** What you need to do **
Repeat all entries exactly.

## begin Data excerpts

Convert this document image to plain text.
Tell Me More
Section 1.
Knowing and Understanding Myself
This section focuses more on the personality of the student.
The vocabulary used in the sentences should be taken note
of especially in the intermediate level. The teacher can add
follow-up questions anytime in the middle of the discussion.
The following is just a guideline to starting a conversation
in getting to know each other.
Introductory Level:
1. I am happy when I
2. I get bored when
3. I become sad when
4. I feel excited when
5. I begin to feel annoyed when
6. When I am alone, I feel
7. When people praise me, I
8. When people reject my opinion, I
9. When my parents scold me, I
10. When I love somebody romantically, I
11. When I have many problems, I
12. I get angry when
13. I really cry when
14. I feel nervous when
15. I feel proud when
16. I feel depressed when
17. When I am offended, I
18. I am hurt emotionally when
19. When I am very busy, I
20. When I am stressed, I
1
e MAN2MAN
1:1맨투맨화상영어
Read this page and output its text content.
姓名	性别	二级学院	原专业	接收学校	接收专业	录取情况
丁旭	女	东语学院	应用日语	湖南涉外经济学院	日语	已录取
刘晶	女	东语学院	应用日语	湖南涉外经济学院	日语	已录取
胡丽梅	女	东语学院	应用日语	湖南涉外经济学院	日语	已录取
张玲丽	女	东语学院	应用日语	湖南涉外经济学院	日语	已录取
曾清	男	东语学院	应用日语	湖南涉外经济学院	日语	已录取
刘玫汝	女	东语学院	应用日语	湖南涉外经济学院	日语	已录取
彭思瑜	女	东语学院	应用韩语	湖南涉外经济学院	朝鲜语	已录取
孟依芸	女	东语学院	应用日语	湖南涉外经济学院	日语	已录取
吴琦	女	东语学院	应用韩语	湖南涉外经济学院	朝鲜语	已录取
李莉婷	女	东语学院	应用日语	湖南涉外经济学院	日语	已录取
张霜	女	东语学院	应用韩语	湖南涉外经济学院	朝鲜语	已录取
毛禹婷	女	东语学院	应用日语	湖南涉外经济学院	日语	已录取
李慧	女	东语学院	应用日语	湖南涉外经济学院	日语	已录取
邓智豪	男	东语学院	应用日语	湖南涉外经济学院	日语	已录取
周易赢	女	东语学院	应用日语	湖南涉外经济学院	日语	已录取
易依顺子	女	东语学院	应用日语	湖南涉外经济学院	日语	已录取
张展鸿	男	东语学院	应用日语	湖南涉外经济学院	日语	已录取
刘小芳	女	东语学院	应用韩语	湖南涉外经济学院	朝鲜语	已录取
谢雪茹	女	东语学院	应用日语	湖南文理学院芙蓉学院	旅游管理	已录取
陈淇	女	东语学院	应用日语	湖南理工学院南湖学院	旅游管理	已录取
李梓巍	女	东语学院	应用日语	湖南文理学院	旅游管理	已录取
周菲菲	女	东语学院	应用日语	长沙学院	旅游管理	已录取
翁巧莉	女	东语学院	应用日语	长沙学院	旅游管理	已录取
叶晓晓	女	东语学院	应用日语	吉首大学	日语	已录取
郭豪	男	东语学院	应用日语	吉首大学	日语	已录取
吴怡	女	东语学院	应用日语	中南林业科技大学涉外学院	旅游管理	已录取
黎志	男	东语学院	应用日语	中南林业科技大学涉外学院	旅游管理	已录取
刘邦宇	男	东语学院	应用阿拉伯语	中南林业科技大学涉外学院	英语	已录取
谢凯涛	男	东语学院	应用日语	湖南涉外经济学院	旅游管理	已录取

## end Data excerpts

** Written response **
Convert this document image to plain text.
Tell Me More
Section 1.
Knowing and Understanding Myself
This section focuses more on the personality of the student.
The vocabulary used in the sentences should be taken note
of especially in the intermediate level. The teacher can add
follow-up questions anytime in the middle of the discussion.
The following is just a guideline to starting a conversation
in getting to know each other.
Introductory Level:
1. I am happy when I
2. I get bored when
3. I become sad when
4. I feel excited when
5. I begin to feel annoyed when
6. When I am alone, I feel
7. When people praise me, I
8. When people reject my opinion, I
9. When my parents scold me, I
10. When I love somebody romantically, I
11. When I have many problems, I
12. I get angry when
13. I really cry when
14. I feel nervous when
15. I feel proud when
16. I feel depressed when
17. When I am offended, I
18. I am hurt emotionally when
19. When I am very busy, I
20. When I am stressed, I
1
e MAN2MAN
1:1맨투맨화상영어
Read this page and output its text content.
姓名	性别	二级学院	原专业	接收学校	接收专业	录取情况
丁旭	女	东语学院	应用日语	湖南涉外经济学院	日语	已录取
刘晶	女	东语学院	应用日语	湖南涉外经济学院	日语	已录取
胡丽梅	女	东语学院	应用日语	湖南涉外经济学院	日语	已录取
张玲丽	女	东语学院	应用日语	湖南涉外经济学院	日语	已录取
曾清	男	东语学院	应用日语	湖南涉外经济学院	日语	已录取
刘玫汝	女	东语学院	应用日语	湖南涉外经济学院	日语	已录取
彭思瑜	女	东语学院	应用韩语	湖南涉外经济学院	朝鲜语	已录取
孟依芸	女	东语学院	应用日语	湖南涉外经济学院	日语	已录取
吴琦	女	东语学院	应用韩语	湖南涉外经济学院	朝鲜语	已录取
李莉婷	女	东语学院	应用日语	湖南涉外经济学院	日语	已录取
张霜	女	东语学院	应用韩语	湖南涉外经济学院	朝鲜语	已录取
毛禹婷	女	东语学院	应用日语	湖南涉外经济学院	日语	已录取
李慧	女	东语学院	应用日语	湖南涉外经济学院	日语	已录取
邓智豪	男	东语学院	应用日语	湖南涉外经济学院	日语	已录取
周易赢	女	东语学院	应用日语	湖南涉外经济学院	日语	已录取
易依顺子	女	东语学院	应用日语	湖南涉外经济学院	日语	已录取
张展鸿	男	东语学院	应用日语	湖南涉外经济学院	日语	已录取
刘小芳	女	东语学院	应用韩语	湖南涉外经济学院	朝鲜语	已录取
谢雪茹	女	东语学院	应用日语	湖南文理学院芙蓉学院	旅游管理	已录取
陈淇	女	东语学院	应用日语	湖南理工学院南湖学院	旅游管理	已录取
李梓巍	女	东语学院	应用日语	湖南文理学院	旅游管理	已录取
周菲菲	女	东语学院	应用日语	长沙学院	旅游管理	已录取
翁巧莉	女	东语学院	应用日语	长沙学院	旅游管理	已录取
叶晓晓	女	东语学院	应用日语	吉首大学	日语	已录取
郭豪	男	东语学院	应用日语	吉首大学	日语	已录取
吴怡	女	东语学院	应用日语	中南林业科技大学涉外学院	旅游管理	已录取
黎志	男	东语学院	应用日语	中南林业科技大学涉外学院	旅游管理	已录取
刘邦宇	男	东语学院	应用阿拉伯语	中南林业科技大学涉外学院	英语	已录取
谢凯涛	男	东语学院	应用日语	湖南涉外经济学院	旅游管理	已录取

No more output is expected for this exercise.